AIM OF THE TASK =
Select lines where the word "xlabel" appears.

>> START DATA LISTING

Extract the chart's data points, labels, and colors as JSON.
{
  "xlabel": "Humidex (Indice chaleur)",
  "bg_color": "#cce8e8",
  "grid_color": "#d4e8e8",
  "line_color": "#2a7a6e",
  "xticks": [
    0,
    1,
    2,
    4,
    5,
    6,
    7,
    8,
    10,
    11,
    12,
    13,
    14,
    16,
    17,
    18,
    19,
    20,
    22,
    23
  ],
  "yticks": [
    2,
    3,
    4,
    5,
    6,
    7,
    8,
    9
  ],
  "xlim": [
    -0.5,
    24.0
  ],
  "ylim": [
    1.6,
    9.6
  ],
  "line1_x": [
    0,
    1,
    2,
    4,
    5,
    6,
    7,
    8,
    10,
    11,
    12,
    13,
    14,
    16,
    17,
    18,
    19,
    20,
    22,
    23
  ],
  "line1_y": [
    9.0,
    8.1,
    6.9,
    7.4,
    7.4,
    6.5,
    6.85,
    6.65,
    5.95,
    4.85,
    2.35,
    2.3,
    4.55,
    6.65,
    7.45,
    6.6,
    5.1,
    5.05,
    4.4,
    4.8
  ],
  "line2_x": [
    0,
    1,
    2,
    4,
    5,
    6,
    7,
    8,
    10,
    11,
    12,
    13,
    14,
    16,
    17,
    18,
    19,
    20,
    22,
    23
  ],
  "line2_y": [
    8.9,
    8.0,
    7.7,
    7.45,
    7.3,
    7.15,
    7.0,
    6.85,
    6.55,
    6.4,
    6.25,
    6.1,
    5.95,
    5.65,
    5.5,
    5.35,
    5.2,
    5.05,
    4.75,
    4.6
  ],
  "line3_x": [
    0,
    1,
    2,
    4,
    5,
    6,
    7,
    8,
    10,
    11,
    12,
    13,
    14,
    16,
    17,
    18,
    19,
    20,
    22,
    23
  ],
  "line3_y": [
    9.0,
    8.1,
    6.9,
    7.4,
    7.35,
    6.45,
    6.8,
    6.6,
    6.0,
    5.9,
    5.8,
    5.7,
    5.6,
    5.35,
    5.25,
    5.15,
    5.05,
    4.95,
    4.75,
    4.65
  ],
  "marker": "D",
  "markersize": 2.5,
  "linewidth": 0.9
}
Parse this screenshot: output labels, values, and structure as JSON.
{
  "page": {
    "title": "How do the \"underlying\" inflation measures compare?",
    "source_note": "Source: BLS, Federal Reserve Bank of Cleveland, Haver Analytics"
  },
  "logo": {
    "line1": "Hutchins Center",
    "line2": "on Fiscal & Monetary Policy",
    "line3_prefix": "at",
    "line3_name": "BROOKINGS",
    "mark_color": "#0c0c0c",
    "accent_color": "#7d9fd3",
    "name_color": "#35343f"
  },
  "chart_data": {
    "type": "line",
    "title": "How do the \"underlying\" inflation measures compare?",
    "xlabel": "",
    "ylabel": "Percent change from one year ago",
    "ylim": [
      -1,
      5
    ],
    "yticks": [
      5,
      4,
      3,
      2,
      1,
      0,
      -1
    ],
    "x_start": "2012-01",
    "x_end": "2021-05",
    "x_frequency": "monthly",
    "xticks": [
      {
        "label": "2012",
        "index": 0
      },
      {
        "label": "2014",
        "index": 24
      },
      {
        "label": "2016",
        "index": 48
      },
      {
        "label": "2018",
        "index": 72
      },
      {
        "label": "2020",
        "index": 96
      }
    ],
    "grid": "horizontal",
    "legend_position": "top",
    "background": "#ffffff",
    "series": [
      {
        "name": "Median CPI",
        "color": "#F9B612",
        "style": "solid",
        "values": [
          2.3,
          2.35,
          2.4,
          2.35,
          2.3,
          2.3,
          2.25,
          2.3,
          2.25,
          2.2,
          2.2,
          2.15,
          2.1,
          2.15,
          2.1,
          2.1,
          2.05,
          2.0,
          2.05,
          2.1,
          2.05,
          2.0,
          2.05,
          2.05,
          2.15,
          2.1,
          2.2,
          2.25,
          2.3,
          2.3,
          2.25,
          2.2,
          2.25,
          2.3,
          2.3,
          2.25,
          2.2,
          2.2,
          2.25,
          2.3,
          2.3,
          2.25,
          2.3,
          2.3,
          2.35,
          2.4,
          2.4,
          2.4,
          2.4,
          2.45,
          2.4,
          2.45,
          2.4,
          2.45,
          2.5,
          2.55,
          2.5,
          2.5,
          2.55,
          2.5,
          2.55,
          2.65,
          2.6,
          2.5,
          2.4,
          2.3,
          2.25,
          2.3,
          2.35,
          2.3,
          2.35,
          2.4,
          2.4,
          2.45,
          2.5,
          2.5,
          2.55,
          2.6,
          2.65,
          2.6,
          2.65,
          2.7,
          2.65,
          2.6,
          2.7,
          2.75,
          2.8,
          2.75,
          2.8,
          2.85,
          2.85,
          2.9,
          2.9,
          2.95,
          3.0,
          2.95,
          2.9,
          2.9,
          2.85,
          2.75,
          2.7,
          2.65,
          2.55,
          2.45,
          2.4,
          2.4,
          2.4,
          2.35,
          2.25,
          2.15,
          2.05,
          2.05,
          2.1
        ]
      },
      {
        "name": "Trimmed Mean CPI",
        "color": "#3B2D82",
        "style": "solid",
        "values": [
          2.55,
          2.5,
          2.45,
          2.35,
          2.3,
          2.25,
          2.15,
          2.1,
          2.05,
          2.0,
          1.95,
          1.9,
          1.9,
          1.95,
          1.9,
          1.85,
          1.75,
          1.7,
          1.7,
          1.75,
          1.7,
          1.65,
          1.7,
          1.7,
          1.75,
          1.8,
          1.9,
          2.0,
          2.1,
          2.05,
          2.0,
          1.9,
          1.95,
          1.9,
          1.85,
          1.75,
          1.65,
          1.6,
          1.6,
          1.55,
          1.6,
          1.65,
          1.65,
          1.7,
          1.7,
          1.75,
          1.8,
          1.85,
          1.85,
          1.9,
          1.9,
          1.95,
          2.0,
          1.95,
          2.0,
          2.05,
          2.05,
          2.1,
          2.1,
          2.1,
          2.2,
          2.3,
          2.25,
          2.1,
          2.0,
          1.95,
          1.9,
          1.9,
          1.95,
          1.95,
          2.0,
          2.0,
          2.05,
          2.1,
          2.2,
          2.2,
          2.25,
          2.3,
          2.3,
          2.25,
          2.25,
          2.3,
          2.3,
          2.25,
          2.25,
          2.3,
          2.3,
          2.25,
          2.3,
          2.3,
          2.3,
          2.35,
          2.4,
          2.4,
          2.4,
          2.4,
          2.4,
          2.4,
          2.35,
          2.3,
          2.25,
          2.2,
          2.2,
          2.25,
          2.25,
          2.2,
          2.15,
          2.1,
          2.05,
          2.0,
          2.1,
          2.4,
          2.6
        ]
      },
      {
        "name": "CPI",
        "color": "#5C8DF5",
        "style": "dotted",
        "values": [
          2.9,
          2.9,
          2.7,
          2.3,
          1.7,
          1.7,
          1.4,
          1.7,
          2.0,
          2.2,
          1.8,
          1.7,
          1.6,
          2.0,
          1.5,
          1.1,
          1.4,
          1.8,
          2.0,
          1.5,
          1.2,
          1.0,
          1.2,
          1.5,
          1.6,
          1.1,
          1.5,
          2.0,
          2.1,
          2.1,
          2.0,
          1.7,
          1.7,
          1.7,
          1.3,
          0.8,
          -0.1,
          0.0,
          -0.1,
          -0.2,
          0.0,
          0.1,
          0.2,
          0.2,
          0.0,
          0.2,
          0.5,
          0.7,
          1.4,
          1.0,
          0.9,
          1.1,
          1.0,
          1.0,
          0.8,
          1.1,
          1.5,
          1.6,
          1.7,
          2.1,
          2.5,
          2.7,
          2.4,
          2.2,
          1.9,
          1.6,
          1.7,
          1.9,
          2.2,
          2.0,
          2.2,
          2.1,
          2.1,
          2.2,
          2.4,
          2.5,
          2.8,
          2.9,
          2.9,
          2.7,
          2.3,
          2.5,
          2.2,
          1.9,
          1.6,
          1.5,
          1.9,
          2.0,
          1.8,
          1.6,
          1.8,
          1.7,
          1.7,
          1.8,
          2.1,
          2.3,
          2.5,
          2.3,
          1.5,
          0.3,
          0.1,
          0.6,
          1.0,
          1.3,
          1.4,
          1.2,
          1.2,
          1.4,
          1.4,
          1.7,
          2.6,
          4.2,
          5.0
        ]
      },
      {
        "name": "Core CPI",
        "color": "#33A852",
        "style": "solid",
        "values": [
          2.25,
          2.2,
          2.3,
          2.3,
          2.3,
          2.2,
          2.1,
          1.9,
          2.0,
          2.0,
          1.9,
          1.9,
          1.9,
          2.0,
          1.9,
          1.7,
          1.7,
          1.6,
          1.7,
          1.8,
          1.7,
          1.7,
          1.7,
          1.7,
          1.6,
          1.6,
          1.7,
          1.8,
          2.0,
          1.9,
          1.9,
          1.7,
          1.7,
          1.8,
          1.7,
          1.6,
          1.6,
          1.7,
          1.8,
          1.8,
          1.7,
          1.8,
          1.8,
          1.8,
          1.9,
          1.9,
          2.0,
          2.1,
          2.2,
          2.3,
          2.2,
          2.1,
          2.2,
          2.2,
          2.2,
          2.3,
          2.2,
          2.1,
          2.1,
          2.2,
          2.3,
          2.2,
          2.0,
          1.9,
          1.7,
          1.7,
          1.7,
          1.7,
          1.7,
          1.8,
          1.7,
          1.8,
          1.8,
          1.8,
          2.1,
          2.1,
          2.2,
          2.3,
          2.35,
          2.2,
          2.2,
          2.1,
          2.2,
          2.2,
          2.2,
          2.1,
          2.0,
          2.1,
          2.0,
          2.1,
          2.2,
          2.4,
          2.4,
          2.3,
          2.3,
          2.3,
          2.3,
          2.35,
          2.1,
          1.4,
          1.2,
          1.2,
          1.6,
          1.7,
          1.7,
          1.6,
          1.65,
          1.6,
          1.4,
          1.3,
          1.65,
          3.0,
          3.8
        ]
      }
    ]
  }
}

>> END DATA LISTING

FULL OUTPUT =
  "xlabel": "Humidex (Indice chaleur)",
    "xlabel": "",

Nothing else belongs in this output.